Start of ENTRIES SHOWN

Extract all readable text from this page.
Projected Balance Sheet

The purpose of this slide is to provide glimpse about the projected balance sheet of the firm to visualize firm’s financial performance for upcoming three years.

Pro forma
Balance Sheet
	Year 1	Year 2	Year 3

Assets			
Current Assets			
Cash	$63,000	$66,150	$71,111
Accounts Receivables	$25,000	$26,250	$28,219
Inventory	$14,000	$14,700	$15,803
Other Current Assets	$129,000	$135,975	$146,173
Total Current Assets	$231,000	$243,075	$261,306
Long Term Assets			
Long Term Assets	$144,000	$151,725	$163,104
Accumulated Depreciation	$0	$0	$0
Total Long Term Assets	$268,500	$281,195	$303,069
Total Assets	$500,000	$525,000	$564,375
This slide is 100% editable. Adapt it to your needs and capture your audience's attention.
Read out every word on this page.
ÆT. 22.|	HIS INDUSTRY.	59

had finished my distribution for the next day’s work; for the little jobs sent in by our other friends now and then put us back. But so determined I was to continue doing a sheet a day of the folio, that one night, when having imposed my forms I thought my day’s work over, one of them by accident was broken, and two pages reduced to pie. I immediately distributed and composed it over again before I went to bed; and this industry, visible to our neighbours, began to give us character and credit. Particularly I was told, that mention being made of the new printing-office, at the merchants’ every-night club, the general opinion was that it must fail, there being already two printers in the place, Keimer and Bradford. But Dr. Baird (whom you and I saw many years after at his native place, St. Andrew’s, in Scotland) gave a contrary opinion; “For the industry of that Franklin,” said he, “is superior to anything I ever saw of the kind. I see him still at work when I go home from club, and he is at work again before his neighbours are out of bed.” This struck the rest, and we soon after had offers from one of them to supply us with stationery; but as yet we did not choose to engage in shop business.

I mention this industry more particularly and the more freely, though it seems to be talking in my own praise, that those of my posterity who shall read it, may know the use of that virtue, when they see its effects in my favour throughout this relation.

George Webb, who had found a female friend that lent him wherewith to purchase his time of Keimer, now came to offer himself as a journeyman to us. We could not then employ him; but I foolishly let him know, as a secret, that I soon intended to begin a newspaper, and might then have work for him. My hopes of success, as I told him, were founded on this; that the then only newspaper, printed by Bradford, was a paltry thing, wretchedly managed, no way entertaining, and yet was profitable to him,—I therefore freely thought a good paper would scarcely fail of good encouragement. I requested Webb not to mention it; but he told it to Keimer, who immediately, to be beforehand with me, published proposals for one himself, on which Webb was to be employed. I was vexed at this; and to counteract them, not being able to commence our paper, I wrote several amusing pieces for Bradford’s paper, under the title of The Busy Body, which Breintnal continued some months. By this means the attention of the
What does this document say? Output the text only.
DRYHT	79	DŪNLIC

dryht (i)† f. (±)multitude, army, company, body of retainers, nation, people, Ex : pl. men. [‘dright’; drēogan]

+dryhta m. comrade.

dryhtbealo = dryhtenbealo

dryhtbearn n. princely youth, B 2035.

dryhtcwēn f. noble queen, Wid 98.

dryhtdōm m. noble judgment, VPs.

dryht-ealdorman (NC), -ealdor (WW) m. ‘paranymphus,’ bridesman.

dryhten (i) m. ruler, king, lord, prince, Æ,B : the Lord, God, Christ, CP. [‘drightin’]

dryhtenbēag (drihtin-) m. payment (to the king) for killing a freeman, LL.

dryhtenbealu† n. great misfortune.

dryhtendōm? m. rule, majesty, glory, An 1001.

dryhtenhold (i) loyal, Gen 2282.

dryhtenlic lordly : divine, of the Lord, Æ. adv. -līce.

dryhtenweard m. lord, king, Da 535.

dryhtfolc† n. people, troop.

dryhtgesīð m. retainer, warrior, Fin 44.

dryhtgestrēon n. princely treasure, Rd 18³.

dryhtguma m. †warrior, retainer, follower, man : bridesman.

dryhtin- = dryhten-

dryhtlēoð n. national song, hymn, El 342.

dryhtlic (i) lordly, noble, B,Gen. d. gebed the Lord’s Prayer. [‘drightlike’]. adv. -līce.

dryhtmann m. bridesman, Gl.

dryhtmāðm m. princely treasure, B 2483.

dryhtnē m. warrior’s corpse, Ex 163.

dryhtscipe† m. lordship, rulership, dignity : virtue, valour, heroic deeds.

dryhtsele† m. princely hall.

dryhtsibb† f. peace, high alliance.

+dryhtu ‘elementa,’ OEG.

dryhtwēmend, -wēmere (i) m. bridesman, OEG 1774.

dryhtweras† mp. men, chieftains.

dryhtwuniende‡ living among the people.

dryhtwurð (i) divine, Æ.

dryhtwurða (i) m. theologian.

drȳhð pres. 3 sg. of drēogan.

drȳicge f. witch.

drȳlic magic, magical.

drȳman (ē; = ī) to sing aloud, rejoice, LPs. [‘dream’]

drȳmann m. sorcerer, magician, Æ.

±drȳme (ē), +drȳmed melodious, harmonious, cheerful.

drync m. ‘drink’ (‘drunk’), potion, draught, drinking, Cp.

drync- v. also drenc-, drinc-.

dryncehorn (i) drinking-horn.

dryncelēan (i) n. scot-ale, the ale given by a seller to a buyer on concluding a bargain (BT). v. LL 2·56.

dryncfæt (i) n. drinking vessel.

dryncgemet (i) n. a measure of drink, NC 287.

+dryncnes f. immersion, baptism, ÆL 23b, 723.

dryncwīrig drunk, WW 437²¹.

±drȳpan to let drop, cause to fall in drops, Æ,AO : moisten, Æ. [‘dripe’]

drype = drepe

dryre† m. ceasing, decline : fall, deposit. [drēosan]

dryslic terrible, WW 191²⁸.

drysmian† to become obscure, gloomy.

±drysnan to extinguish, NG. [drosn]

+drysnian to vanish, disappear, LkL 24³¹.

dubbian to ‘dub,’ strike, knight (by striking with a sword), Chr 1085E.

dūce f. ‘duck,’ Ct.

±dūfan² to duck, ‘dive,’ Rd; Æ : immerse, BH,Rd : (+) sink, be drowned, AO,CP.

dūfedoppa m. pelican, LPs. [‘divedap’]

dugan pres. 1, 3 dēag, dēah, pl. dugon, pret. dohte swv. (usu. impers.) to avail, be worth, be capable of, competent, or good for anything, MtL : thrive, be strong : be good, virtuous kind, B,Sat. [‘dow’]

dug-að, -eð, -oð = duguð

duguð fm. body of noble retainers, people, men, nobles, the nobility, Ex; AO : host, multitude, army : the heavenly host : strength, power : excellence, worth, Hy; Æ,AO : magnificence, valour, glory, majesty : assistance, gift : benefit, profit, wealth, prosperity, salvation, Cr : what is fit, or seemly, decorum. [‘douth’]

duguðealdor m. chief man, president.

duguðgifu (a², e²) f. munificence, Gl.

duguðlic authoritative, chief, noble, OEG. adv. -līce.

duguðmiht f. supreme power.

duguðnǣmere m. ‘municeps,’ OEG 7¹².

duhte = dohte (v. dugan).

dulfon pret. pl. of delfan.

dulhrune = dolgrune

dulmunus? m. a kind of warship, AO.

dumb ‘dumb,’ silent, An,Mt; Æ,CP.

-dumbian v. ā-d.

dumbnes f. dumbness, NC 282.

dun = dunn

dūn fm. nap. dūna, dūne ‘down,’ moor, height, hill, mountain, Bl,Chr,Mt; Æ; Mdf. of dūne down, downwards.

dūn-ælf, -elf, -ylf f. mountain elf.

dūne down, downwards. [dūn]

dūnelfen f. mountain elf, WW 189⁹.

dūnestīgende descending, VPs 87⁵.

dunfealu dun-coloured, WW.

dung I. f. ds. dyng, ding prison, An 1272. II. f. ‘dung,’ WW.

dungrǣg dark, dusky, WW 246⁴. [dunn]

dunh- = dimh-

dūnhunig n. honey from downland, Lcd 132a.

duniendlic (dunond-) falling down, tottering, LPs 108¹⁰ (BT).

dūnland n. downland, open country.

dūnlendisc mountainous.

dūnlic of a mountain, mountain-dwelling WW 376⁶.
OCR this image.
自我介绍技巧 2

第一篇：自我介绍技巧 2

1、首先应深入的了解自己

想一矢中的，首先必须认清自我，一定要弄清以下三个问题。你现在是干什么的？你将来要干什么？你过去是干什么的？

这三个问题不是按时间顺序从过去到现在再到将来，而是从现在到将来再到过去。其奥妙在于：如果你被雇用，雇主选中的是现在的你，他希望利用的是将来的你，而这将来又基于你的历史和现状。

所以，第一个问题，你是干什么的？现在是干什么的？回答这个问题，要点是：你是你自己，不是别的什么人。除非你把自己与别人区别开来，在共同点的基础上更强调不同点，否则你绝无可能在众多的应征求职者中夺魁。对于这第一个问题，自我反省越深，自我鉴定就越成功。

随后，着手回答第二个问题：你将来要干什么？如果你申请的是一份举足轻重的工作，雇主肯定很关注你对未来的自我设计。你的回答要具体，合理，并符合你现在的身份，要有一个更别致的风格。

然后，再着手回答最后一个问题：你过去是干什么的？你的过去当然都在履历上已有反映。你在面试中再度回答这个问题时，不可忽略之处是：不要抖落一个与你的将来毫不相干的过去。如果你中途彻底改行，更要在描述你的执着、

End of ENTRIES SHOWN

### GIVEN PROBLEM
Identify all lines in the records above with the word "treasure".

### THE REPLY
dryhtgestrēon n. princely treasure, Rd 18³.
dryhtmāðm m. princely treasure, B 2483.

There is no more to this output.